* _Short exercise_
Copy down every line where the string "docs" shows up.

* _Supplied records_
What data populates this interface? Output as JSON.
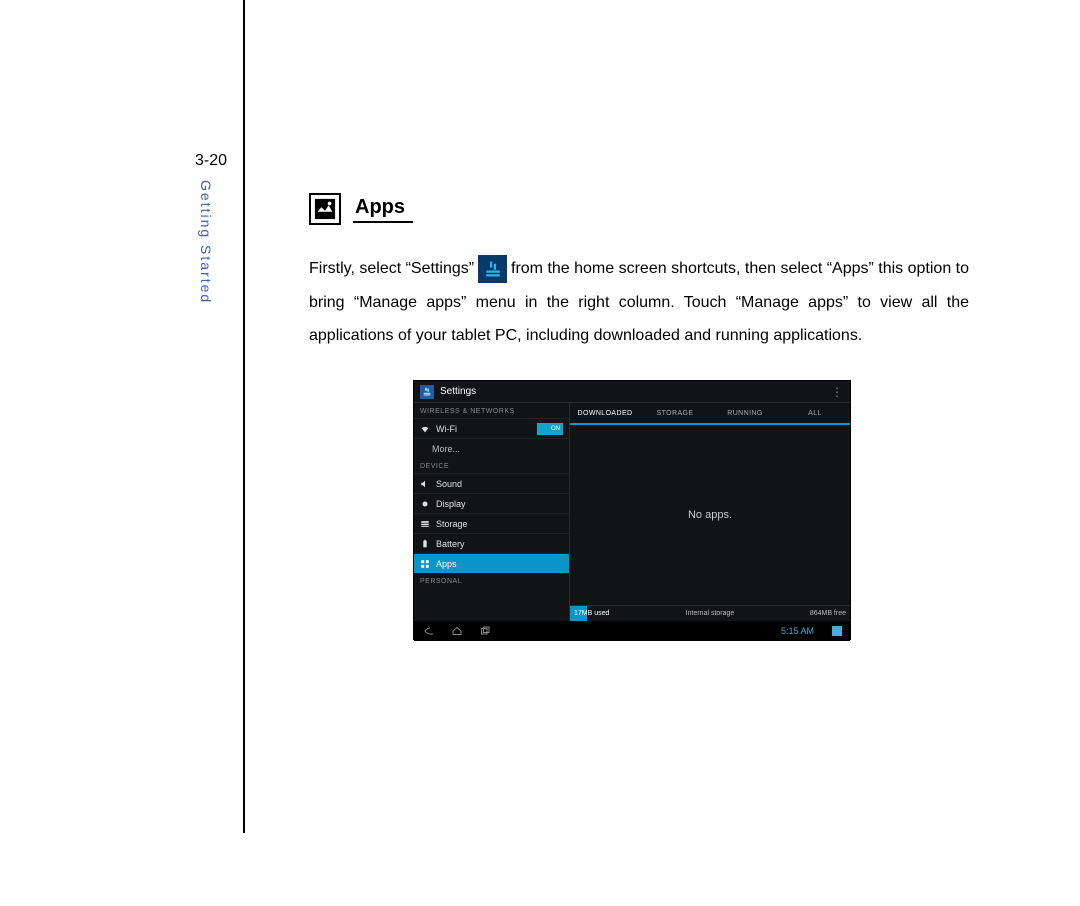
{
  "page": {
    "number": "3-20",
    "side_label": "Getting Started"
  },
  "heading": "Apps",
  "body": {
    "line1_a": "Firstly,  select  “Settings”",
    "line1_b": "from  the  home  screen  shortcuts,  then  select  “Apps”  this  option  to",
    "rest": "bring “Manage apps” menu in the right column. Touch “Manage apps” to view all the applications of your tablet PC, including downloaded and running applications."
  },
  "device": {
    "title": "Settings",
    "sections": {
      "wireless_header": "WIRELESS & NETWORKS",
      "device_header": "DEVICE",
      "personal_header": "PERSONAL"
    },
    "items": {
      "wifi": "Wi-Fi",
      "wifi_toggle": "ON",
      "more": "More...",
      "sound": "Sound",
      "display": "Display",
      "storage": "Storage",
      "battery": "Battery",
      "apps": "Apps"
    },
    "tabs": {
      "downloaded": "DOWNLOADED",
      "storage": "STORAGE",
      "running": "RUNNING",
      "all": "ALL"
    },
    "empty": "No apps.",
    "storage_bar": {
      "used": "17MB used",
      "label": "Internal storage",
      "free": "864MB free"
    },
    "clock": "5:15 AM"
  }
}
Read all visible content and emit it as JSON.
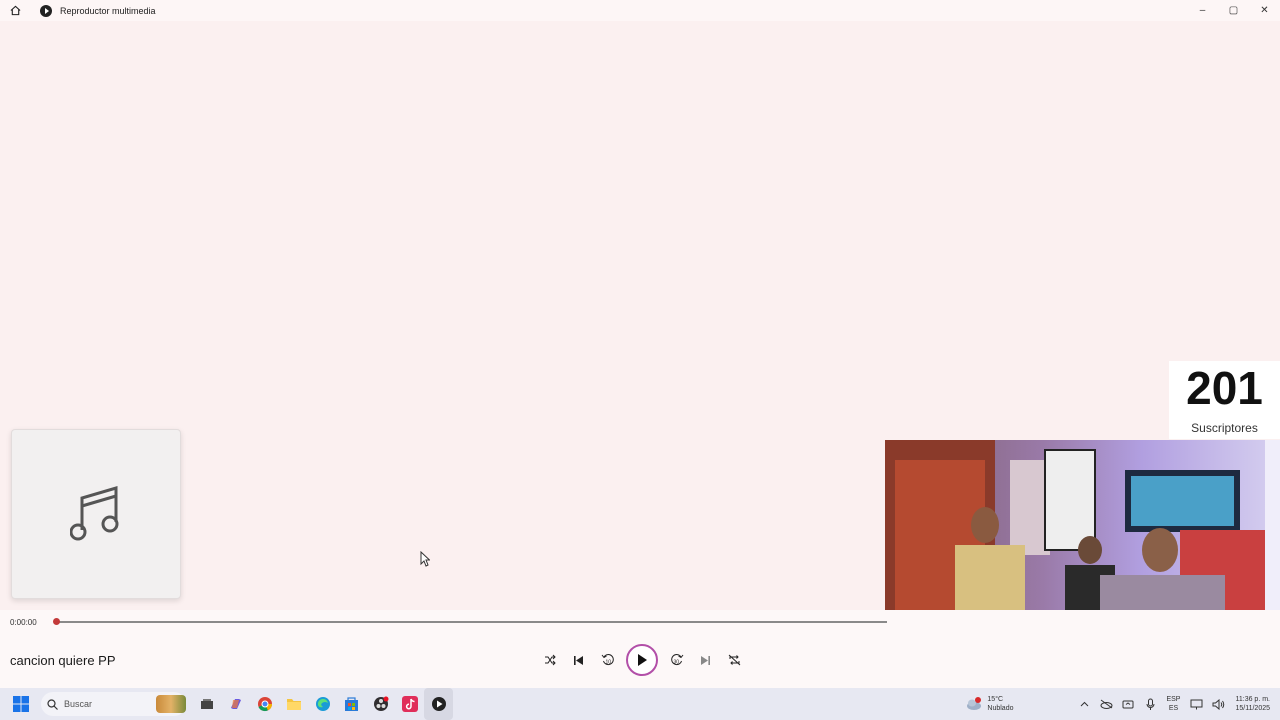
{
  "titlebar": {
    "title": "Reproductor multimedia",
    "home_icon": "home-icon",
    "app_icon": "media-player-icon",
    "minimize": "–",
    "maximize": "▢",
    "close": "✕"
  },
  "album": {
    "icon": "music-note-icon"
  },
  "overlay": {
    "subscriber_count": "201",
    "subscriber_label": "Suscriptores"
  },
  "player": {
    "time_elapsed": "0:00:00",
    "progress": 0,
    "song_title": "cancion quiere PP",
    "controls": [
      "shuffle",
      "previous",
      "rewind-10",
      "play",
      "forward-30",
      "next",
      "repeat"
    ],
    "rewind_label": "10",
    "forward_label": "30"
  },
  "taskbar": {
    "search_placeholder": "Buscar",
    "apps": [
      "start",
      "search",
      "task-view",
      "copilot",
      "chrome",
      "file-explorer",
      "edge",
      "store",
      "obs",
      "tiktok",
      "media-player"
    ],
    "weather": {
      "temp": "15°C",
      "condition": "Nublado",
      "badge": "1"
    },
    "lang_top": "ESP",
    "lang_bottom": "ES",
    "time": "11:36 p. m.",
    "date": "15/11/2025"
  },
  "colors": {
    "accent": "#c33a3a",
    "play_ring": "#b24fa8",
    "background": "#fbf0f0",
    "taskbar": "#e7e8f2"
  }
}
==
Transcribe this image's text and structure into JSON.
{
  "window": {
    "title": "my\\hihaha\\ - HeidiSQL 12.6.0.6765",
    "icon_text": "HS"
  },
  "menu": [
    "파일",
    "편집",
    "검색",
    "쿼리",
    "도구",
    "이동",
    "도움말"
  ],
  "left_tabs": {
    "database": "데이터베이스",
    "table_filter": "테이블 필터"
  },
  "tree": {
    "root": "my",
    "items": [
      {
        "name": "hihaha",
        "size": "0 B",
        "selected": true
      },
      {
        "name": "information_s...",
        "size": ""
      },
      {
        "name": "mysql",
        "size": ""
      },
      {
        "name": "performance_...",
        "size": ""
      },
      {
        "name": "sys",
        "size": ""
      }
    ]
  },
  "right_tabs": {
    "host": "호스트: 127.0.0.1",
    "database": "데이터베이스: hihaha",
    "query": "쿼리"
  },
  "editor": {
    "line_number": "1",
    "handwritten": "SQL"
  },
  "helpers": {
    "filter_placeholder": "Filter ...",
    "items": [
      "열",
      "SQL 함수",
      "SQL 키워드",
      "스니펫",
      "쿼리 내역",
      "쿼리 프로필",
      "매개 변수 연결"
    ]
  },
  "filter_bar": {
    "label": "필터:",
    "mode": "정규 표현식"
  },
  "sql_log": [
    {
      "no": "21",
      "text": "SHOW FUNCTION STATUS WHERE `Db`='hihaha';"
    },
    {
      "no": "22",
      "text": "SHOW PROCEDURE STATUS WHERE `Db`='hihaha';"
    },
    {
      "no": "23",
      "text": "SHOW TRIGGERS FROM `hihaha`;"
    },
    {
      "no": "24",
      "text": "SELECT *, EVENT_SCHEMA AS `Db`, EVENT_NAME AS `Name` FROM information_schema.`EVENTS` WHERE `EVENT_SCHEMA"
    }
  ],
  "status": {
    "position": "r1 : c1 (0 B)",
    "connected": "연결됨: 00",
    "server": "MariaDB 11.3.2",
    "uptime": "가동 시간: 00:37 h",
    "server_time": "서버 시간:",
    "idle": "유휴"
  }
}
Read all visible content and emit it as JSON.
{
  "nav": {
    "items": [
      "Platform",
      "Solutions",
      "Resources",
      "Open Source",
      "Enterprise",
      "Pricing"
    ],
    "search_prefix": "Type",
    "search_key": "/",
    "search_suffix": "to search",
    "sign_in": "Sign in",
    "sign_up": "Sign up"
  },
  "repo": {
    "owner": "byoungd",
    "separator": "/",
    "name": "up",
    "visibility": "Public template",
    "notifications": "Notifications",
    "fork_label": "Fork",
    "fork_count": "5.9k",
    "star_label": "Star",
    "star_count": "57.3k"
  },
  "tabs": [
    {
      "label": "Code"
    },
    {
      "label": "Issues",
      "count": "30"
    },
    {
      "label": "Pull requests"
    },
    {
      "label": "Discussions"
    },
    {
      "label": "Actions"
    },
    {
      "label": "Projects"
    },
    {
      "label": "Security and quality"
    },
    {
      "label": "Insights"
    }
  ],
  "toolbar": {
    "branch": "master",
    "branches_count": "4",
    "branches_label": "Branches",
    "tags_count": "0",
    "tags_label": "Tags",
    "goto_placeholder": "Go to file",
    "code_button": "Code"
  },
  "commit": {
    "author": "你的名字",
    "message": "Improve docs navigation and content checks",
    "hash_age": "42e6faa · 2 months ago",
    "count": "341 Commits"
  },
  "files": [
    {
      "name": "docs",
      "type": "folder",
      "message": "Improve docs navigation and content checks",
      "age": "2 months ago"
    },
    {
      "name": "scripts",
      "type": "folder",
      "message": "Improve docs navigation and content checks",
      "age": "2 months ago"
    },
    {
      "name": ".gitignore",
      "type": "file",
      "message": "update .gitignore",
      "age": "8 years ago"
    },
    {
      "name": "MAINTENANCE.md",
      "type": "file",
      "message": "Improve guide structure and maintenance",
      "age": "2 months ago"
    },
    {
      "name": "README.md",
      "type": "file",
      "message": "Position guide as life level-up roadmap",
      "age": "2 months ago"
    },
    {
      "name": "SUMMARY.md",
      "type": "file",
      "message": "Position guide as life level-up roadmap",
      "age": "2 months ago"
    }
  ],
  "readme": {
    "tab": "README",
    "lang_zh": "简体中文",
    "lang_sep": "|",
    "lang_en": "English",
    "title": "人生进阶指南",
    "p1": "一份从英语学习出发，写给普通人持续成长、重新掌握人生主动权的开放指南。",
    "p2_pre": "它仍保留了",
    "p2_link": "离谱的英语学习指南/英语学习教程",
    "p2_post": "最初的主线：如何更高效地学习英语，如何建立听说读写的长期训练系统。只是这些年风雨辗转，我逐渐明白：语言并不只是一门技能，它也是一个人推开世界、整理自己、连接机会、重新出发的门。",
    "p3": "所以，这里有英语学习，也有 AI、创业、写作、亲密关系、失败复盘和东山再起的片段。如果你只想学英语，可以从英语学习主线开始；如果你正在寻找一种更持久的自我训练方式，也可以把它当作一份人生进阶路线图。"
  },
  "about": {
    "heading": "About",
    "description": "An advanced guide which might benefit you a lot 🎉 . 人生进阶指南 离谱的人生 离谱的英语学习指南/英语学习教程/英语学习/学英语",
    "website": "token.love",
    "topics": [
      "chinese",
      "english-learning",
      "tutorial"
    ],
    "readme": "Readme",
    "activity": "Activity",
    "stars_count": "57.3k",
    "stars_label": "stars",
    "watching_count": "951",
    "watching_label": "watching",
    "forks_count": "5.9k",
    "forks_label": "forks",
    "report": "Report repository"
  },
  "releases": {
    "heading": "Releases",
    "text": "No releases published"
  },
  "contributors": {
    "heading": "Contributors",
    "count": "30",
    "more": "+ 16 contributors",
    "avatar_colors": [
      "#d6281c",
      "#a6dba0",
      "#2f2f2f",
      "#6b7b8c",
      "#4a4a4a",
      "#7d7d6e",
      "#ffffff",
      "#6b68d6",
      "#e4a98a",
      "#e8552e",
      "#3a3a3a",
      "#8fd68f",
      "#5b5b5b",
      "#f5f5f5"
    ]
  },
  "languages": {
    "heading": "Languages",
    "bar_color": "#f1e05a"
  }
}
--
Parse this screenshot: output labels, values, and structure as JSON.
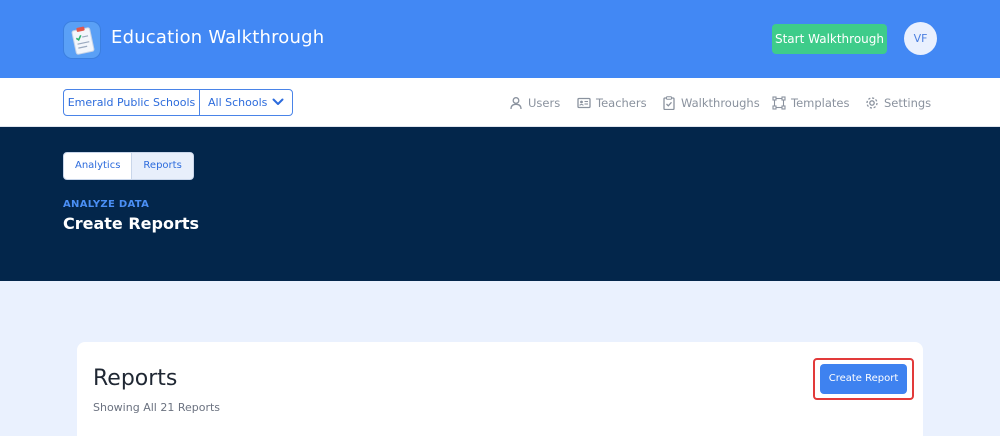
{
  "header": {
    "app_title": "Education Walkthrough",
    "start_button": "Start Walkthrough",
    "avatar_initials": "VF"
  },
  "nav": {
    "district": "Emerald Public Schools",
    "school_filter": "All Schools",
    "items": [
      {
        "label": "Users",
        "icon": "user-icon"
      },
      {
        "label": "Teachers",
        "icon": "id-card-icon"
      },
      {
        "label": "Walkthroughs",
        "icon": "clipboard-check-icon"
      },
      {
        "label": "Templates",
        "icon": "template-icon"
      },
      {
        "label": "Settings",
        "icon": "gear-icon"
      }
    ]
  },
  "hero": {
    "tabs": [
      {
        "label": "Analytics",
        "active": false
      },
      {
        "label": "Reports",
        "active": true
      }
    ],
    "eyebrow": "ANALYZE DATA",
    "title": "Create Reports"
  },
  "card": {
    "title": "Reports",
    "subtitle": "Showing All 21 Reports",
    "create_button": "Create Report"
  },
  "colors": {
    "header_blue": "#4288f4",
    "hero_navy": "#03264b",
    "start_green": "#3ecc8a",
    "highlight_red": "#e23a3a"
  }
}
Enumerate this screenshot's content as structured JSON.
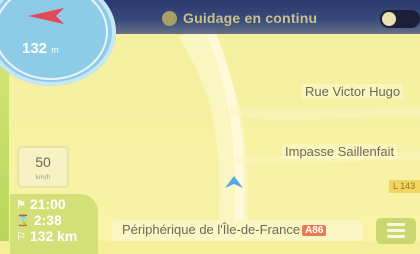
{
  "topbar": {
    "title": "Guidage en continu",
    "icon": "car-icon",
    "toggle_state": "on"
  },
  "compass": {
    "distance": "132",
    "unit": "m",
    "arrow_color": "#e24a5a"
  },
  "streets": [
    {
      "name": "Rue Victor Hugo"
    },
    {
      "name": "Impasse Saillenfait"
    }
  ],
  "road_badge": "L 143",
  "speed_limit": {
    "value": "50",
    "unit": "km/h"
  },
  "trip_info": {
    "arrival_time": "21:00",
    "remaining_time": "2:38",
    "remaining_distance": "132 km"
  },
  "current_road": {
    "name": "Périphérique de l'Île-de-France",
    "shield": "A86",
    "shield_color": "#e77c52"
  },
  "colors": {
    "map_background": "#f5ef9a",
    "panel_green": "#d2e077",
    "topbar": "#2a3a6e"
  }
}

* _The completed task_
    "message": "Improve docs navigation and content checks",
      "name": "docs",
      "message": "Improve docs navigation and content checks",
      "message": "Improve docs navigation and content checks",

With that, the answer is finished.